WHAT YOU SHOULD DO.
Quote all of the data below exactly, please.

+===+

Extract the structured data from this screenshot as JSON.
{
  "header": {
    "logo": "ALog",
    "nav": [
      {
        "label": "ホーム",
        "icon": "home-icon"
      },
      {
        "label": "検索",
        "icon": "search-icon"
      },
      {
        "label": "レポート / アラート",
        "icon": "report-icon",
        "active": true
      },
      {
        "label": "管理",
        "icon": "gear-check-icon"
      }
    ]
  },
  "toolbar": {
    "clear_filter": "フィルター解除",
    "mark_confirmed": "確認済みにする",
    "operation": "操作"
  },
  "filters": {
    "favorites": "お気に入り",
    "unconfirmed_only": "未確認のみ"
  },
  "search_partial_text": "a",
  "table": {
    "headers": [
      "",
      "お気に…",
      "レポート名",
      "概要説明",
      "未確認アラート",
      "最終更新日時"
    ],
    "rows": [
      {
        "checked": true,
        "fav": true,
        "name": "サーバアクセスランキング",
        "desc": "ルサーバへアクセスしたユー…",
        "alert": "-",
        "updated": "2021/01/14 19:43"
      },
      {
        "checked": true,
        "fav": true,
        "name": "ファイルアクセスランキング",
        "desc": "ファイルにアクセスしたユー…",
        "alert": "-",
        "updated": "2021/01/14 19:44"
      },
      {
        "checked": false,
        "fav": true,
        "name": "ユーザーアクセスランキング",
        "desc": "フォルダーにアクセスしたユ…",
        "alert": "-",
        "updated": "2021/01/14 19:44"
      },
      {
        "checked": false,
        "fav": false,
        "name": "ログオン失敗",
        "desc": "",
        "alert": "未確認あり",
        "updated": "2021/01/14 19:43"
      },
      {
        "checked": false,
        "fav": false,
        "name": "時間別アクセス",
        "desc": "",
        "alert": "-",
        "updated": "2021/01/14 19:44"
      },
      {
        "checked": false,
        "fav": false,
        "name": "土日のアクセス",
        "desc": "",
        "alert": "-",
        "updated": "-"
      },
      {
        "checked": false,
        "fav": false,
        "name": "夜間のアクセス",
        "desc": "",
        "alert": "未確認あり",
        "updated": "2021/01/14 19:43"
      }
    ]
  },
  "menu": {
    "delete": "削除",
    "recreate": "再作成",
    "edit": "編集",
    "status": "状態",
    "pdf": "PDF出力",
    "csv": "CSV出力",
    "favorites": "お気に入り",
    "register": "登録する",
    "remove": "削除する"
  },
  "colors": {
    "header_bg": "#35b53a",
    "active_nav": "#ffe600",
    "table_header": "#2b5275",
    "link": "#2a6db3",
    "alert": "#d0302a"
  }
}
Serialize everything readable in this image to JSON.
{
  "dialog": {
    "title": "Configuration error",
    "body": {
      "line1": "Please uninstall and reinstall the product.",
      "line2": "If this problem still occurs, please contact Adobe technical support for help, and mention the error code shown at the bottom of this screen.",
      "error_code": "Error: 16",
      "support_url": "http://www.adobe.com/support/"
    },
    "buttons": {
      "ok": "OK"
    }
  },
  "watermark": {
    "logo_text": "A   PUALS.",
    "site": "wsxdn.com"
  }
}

+===+

EXERCISE SOLUTION.
Extract the structured data from this screenshot as JSON.
{
  "header": {
    "logo": "ALog",
    "nav": [
      {
        "label": "ホーム",
        "icon": "home-icon"
      },
      {
        "label": "検索",
        "icon": "search-icon"
      },
      {
        "label": "レポート / アラート",
        "icon": "report-icon",
        "active": true
      },
      {
        "label": "管理",
        "icon": "gear-check-icon"
      }
    ]
  },
  "toolbar": {
    "clear_filter": "フィルター解除",
    "mark_confirmed": "確認済みにする",
    "operation": "操作"
  },
  "filters": {
    "favorites": "お気に入り",
    "unconfirmed_only": "未確認のみ"
  },
  "search_partial_text": "a",
  "table": {
    "headers": [
      "",
      "お気に…",
      "レポート名",
      "概要説明",
      "未確認アラート",
      "最終更新日時"
    ],
    "rows": [
      {
        "checked": true,
        "fav": true,
        "name": "サーバアクセスランキング",
        "desc": "ルサーバへアクセスしたユー…",
        "alert": "-",
        "updated": "2021/01/14 19:43"
      },
      {
        "checked": true,
        "fav": true,
        "name": "ファイルアクセスランキング",
        "desc": "ファイルにアクセスしたユー…",
        "alert": "-",
        "updated": "2021/01/14 19:44"
      },
      {
        "checked": false,
        "fav": true,
        "name": "ユーザーアクセスランキング",
        "desc": "フォルダーにアクセスしたユ…",
        "alert": "-",
        "updated": "2021/01/14 19:44"
      },
      {
        "checked": false,
        "fav": false,
        "name": "ログオン失敗",
        "desc": "",
        "alert": "未確認あり",
        "updated": "2021/01/14 19:43"
      },
      {
        "checked": false,
        "fav": false,
        "name": "時間別アクセス",
        "desc": "",
        "alert": "-",
        "updated": "2021/01/14 19:44"
      },
      {
        "checked": false,
        "fav": false,
        "name": "土日のアクセス",
        "desc": "",
        "alert": "-",
        "updated": "-"
      },
      {
        "checked": false,
        "fav": false,
        "name": "夜間のアクセス",
        "desc": "",
        "alert": "未確認あり",
        "updated": "2021/01/14 19:43"
      }
    ]
  },
  "menu": {
    "delete": "削除",
    "recreate": "再作成",
    "edit": "編集",
    "status": "状態",
    "pdf": "PDF出力",
    "csv": "CSV出力",
    "favorites": "お気に入り",
    "register": "登録する",
    "remove": "削除する"
  },
  "colors": {
    "header_bg": "#35b53a",
    "active_nav": "#ffe600",
    "table_header": "#2b5275",
    "link": "#2a6db3",
    "alert": "#d0302a"
  }
}
Serialize everything readable in this image to JSON.
{
  "dialog": {
    "title": "Configuration error",
    "body": {
      "line1": "Please uninstall and reinstall the product.",
      "line2": "If this problem still occurs, please contact Adobe technical support for help, and mention the error code shown at the bottom of this screen.",
      "error_code": "Error: 16",
      "support_url": "http://www.adobe.com/support/"
    },
    "buttons": {
      "ok": "OK"
    }
  },
  "watermark": {
    "logo_text": "A   PUALS.",
    "site": "wsxdn.com"
  }
}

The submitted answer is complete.